DataWorks allows you to create E-MapReduce (EMR) nodes such as EMR Hive nodes, EMR MR nodes, EMR Presto nodes, and EMR Spark SQL nodes based on an EMR compute engine instance. You can use the different types of EMR nodes to perform different operations, such as the configuration of an EMR workflow, scheduling of nodes in a workflow, or metadata management in a workflow. These features help EMR users generate data in an efficient manner. This topic provides an overview on the use of EMR in DataWorks. We recommend that you read this topic before you use EMR in DataWorks.

Limits

The limits on EMR-related features in DataWorks vary based on the version or configurations of your EMR cluster. The following table describes the limits.

EMR-related feature in DataWorks Requirements for the version or configurations of an EMR cluster
Associate an EMR cluster with a DataWorks workspace. DataWorks no longer allows you to associate Hadoop clusters with DataWorks workspaces. However, the Hadoop clusters that are associated with your DataWorks workspace can still be used. We recommend that you associate data lake clusters with DataWorks workspaces for EMR job development. For more information, see Development process of an EMR node in DataWorks (Read this topic before you start).

##########

- _WRITTEN PROBLEM 1_: Please transcribe part of the DataWorks EMR overview above, beginning at the words "The limits on" and stopping after the words "before you start).".
- _WRITTEN PROBLEM 2_: Continue the DataWorks EMR overview above from the point where it stops.

- _RECORD EXCERPTS_:
##########

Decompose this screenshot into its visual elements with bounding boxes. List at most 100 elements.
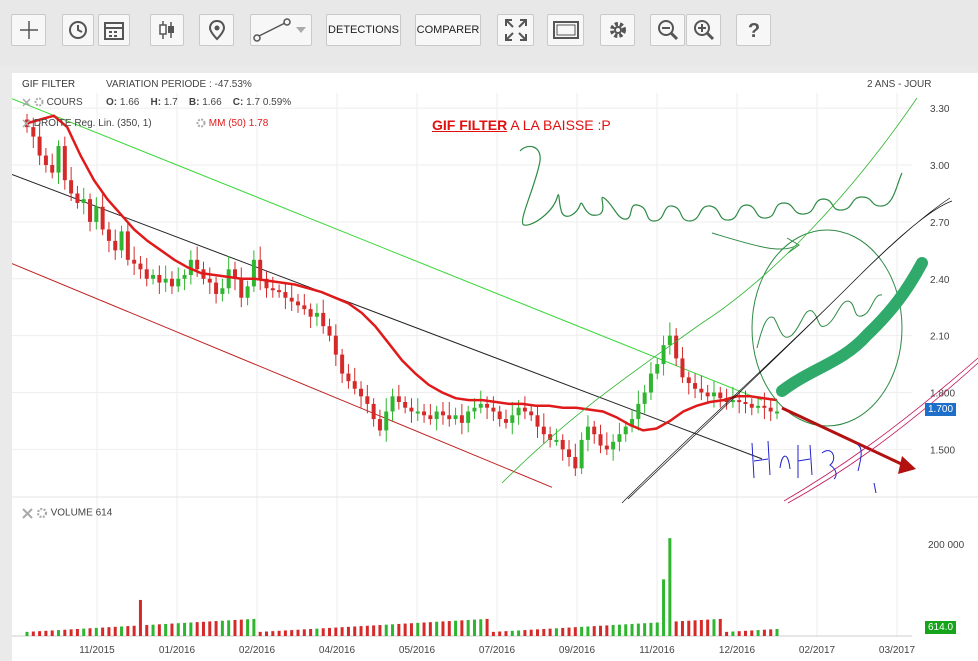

##########

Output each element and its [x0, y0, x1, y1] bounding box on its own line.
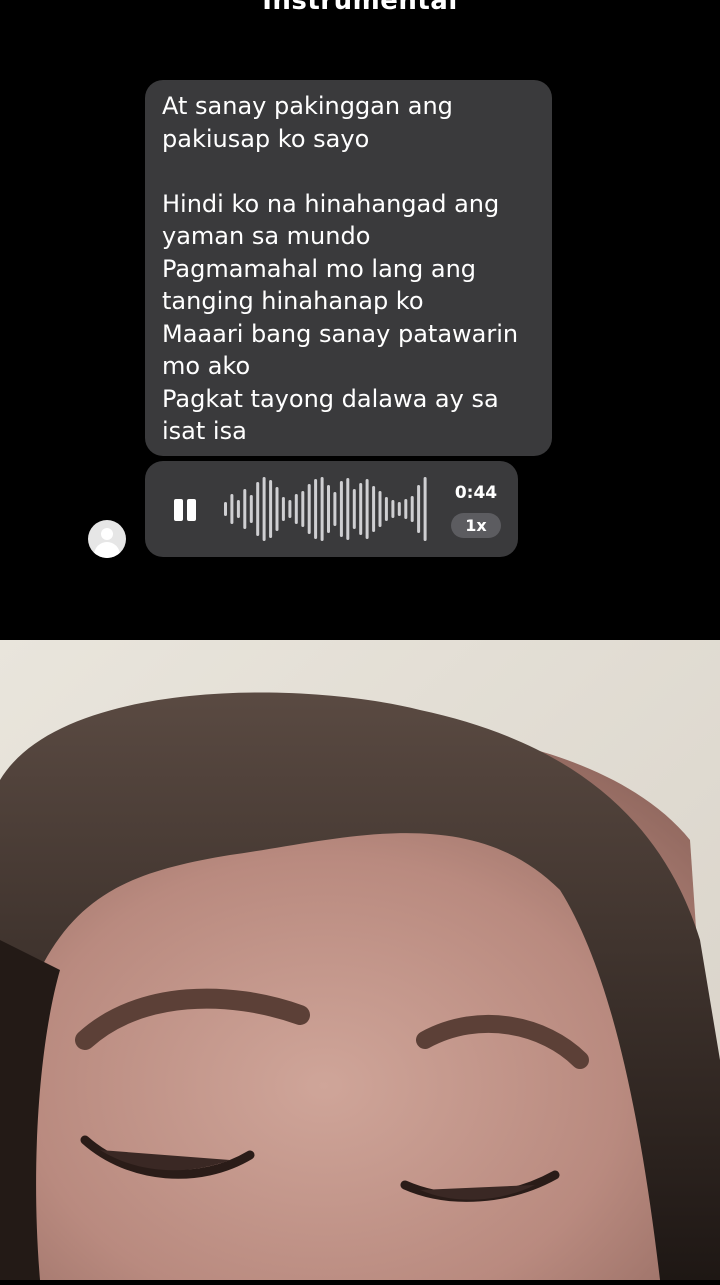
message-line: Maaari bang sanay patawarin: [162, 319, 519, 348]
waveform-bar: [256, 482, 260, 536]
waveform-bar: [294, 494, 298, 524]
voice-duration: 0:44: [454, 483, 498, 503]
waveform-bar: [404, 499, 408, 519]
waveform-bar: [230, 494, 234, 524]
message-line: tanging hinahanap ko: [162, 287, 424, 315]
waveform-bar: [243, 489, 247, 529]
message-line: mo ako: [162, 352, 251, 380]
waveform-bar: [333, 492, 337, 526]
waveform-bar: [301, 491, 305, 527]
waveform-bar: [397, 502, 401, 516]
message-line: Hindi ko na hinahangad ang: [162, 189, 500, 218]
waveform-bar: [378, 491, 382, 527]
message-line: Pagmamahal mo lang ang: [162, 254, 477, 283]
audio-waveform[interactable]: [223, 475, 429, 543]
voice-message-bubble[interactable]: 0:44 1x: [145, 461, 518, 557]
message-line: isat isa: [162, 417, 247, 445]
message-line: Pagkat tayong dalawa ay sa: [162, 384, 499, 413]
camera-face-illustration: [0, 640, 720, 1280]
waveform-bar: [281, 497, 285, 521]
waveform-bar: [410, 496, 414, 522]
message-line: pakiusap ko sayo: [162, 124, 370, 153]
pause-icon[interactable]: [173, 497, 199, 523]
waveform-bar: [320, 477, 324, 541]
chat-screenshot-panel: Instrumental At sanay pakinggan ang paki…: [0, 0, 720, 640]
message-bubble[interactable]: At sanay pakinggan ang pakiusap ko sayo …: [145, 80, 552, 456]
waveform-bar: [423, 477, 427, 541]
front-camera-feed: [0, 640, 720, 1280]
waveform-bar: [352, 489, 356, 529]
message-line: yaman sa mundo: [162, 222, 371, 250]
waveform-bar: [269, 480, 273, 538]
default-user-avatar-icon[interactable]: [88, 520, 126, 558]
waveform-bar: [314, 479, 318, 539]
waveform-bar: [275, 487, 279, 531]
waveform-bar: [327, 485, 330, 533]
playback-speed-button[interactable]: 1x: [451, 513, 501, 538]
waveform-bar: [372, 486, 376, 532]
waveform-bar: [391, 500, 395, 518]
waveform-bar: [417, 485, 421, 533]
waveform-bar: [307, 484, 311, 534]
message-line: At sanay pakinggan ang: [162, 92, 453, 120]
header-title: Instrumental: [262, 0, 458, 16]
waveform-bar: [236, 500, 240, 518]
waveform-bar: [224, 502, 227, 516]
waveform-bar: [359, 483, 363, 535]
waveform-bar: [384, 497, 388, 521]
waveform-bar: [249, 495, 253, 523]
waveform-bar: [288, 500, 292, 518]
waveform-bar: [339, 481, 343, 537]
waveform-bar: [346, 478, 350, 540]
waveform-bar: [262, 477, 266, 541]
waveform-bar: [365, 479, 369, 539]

##########

- _WRITTEN ANSWER 1_:
The limits on EMR-related features in DataWorks vary based on the version or configurations of your EMR cluster. The following table describes the limits.

EMR-related feature in DataWorks Requirements for the version or configurations of an EMR cluster
Associate an EMR cluster with a DataWorks workspace. DataWorks no longer allows you to associate Hadoop clusters with DataWorks workspaces. However, the Hadoop clusters that are associated with your DataWorks workspace can still be used. We recommend that you associate data lake clusters with DataWorks workspaces for EMR job development. For more information, see Development process of an EMR node in DataWorks (Read this topic before you start).

- _WRITTEN ANSWER 2_:
In the Data Map service of DataWorks, view the output information of metadata tables and use the automatic recommendation feature of Data Map. Limits on EMR clusters: For an EMR V3.X cluster, the version of the cluster must be later than V3.33.0. For an EMR V4.X cluster, the version of the cluster must be later than V4.6. Clusters of other versions do not support these features.
Create and use an EMR JAR resource, Create an EMR table, and Create an EMR function. The Kerberos or LDAP-based security mode is disabled for the EMR cluster.
Create and use nodes except for EMR Hive nodes and EMR Spark nodes. The Kerberos or LDAP-based security mode is disabled for the EMR cluster. If the Kerberos or LDAP-based security mode is enabled, you can create and use only EMR Hive nodes, EMR Spark nodes, EMR Spark SQL nodes, and EMR Spark Streaming nodes.
  • DataWorks does not allow you to develop EMR nodes to run Flink jobs.
  • You can use only EMR Hive nodes to collect EMR metadata and lineage information.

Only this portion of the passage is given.